## BEGIN

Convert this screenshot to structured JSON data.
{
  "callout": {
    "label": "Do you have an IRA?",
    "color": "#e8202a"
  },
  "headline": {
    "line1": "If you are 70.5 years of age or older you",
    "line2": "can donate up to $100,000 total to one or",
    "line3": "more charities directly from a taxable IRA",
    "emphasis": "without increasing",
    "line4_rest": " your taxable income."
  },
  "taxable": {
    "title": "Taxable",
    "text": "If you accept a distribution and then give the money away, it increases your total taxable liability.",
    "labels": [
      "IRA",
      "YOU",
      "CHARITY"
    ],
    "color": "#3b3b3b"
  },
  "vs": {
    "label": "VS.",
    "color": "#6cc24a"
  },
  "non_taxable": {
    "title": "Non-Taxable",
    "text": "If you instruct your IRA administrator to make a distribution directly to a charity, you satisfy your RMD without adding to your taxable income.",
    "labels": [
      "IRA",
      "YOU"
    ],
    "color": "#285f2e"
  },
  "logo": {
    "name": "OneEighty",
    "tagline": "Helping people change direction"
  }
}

## END

**Challenge**
Transcribe every entry exactly.

**Result of the task**
Convert this screenshot to structured JSON data.
{
  "callout": {
    "label": "Do you have an IRA?",
    "color": "#e8202a"
  },
  "headline": {
    "line1": "If you are 70.5 years of age or older you",
    "line2": "can donate up to $100,000 total to one or",
    "line3": "more charities directly from a taxable IRA",
    "emphasis": "without increasing",
    "line4_rest": " your taxable income."
  },
  "taxable": {
    "title": "Taxable",
    "text": "If you accept a distribution and then give the money away, it increases your total taxable liability.",
    "labels": [
      "IRA",
      "YOU",
      "CHARITY"
    ],
    "color": "#3b3b3b"
  },
  "vs": {
    "label": "VS.",
    "color": "#6cc24a"
  },
  "non_taxable": {
    "title": "Non-Taxable",
    "text": "If you instruct your IRA administrator to make a distribution directly to a charity, you satisfy your RMD without adding to your taxable income.",
    "labels": [
      "IRA",
      "YOU"
    ],
    "color": "#285f2e"
  },
  "logo": {
    "name": "OneEighty",
    "tagline": "Helping people change direction"
  }
}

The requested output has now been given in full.